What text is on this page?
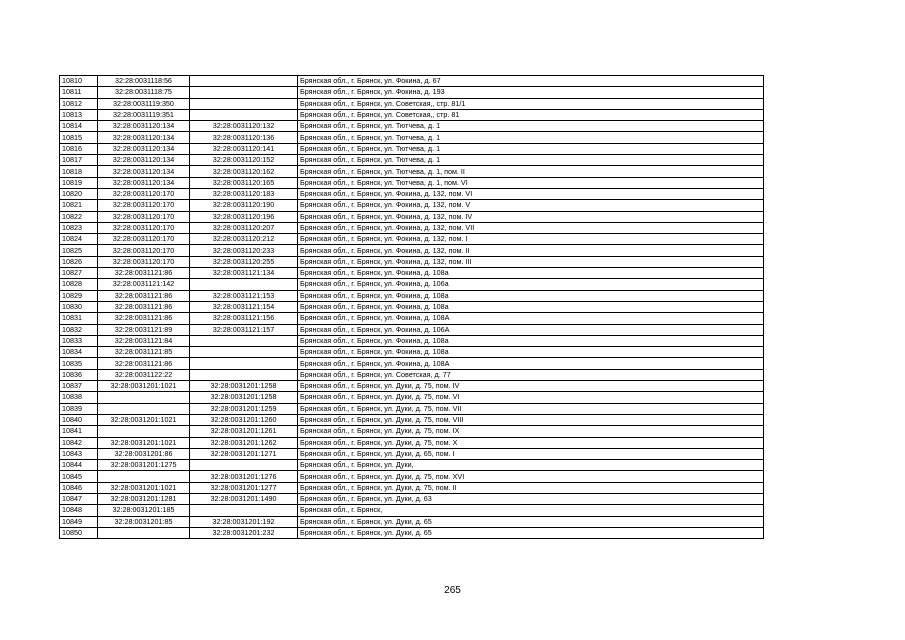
10810	32:28:0031118:56		Брянская обл., г. Брянск, ул. Фокина, д. 67
10811	32:28:0031118:75		Брянская обл., г. Брянск, ул. Фокина, д. 193
10812	32:28:0031119:350		Брянская обл., г. Брянск, ул. Советская,, стр. 81/1
10813	32:28:0031119:351		Брянская обл., г. Брянск, ул. Советская,, стр. 81
10814	32:28:0031120:134	32:28:0031120:132	Брянская обл., г. Брянск, ул. Тютчева, д. 1
10815	32:28:0031120:134	32:28:0031120:136	Брянская обл., г. Брянск, ул. Тютчева, д. 1
10816	32:28:0031120:134	32:28:0031120:141	Брянская обл., г. Брянск, ул. Тютчева, д. 1
10817	32:28:0031120:134	32:28:0031120:152	Брянская обл., г. Брянск, ул. Тютчева, д. 1
10818	32:28:0031120:134	32:28:0031120:162	Брянская обл., г. Брянск, ул. Тютчева, д. 1, пом. II
10819	32:28:0031120:134	32:28:0031120:165	Брянская обл., г. Брянск, ул. Тютчева, д. 1, пом. VI
10820	32:28:0031120:170	32:28:0031120:183	Брянская обл., г. Брянск, ул. Фокина, д. 132, пом. VI
10821	32:28:0031120:170	32:28:0031120:190	Брянская обл., г. Брянск, ул. Фокина, д. 132, пом. V
10822	32:28:0031120:170	32:28:0031120:196	Брянская обл., г. Брянск, ул. Фокина, д. 132, пом. IV
10823	32:28:0031120:170	32:28:0031120:207	Брянская обл., г. Брянск, ул. Фокина, д. 132, пом. VII
10824	32:28:0031120:170	32:28:0031120:212	Брянская обл., г. Брянск, ул. Фокина, д. 132, пом. I
10825	32:28:0031120:170	32:28:0031120:233	Брянская обл., г. Брянск, ул. Фокина, д. 132, пом. II
10826	32:28:0031120:170	32:28:0031120:255	Брянская обл., г. Брянск, ул. Фокина, д. 132, пом. III
10827	32:28:0031121:86	32:28:0031121:134	Брянская обл., г. Брянск, ул. Фокина, д. 108а
10828	32:28:0031121:142		Брянская обл., г. Брянск, ул. Фокина, д. 106а
10829	32:28:0031121:86	32:28:0031121:153	Брянская обл., г. Брянск, ул. Фокина, д. 108а
10830	32:28:0031121:86	32:28:0031121:154	Брянская обл., г. Брянск, ул. Фокина, д. 108а
10831	32:28:0031121:86	32:28:0031121:156	Брянская обл., г. Брянск, ул. Фокина, д. 108А
10832	32:28:0031121:89	32:28:0031121:157	Брянская обл., г. Брянск, ул. Фокина, д. 106А
10833	32:28:0031121:84		Брянская обл., г. Брянск, ул. Фокина, д. 108а
10834	32:28:0031121:85		Брянская обл., г. Брянск, ул. Фокина, д. 108а
10835	32:28:0031121:86		Брянская обл., г. Брянск, ул. Фокина, д. 108А
10836	32:28:0031122:22		Брянская обл., г. Брянск, ул. Советская, д. 77
10837	32:28:0031201:1021	32:28:0031201:1258	Брянская обл., г. Брянск, ул. Дуки, д. 75, пом. IV
10838		32:28:0031201:1258	Брянская обл., г. Брянск, ул. Дуки, д. 75, пом. VI
10839		32:28:0031201:1259	Брянская обл., г. Брянск, ул. Дуки, д. 75, пом. VII
10840	32:28:0031201:1021	32:28:0031201:1260	Брянская обл., г. Брянск, ул. Дуки, д. 75, пом. VIII
10841		32:28:0031201:1261	Брянская обл., г. Брянск, ул. Дуки, д. 75, пом. IX
10842	32:28:0031201:1021	32:28:0031201:1262	Брянская обл., г. Брянск, ул. Дуки, д. 75, пом. X
10843	32:28:0031201:86	32:28:0031201:1271	Брянская обл., г. Брянск, ул. Дуки, д. 65, пом. I
10844	32:28:0031201:1275		Брянская обл., г. Брянск, ул. Дуки,
10845		32:28:0031201:1276	Брянская обл., г. Брянск, ул. Дуки, д. 75, пом. XVI
10846	32:28:0031201:1021	32:28:0031201:1277	Брянская обл., г. Брянск, ул. Дуки, д. 75, пом. II
10847	32:28:0031201:1281	32:28:0031201:1490	Брянская обл., г. Брянск, ул. Дуки, д. 63
10848	32:28:0031201:185		Брянская обл., г. Брянск,
10849	32:28:0031201:85	32:28:0031201:192	Брянская обл., г. Брянск, ул. Дуки, д. 65
10850		32:28:0031201:232	Брянская обл., г. Брянск, ул. Дуки, д. 65
265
---------------
* _REQUIREMENTS_
Scan the records above for the string "Тютчева", then report every line that contains it.

* _RESPONSE TO THE TASK_
10814	32:28:0031120:134	32:28:0031120:132	Брянская обл., г. Брянск, ул. Тютчева, д. 1
10815	32:28:0031120:134	32:28:0031120:136	Брянская обл., г. Брянск, ул. Тютчева, д. 1
10816	32:28:0031120:134	32:28:0031120:141	Брянская обл., г. Брянск, ул. Тютчева, д. 1
10817	32:28:0031120:134	32:28:0031120:152	Брянская обл., г. Брянск, ул. Тютчева, д. 1
10818	32:28:0031120:134	32:28:0031120:162	Брянская обл., г. Брянск, ул. Тютчева, д. 1, пом. II
10819	32:28:0031120:134	32:28:0031120:165	Брянская обл., г. Брянск, ул. Тютчева, д. 1, пом. VI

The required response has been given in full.